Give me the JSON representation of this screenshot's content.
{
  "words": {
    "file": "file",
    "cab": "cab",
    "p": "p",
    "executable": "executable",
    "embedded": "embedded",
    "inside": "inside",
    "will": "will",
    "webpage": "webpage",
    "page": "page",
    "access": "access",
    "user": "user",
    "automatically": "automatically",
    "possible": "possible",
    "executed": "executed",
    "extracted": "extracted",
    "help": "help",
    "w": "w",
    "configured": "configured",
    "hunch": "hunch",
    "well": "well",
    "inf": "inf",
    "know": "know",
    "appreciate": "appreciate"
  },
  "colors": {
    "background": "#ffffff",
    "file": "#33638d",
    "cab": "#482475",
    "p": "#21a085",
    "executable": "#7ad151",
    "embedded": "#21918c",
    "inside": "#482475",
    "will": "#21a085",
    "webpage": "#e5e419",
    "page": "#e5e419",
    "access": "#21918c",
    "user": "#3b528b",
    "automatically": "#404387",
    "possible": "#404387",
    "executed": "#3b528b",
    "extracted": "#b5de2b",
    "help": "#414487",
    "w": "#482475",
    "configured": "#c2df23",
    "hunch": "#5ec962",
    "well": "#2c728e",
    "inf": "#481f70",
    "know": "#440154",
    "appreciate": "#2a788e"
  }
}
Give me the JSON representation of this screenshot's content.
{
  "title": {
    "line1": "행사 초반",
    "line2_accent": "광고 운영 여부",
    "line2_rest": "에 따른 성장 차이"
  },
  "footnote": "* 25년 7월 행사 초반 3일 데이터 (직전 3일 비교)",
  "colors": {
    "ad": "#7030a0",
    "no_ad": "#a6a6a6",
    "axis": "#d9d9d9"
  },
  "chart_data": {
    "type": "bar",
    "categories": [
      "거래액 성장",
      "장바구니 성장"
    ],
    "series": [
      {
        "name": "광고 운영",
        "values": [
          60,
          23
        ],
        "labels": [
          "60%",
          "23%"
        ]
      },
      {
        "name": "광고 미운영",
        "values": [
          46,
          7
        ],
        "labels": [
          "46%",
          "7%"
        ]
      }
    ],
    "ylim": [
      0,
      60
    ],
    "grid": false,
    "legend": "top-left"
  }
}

• Work to complete:
Copy all lines from the material that hold "executed".

• Solution to this problem:
    "executed": "executed",
    "executed": "#3b528b",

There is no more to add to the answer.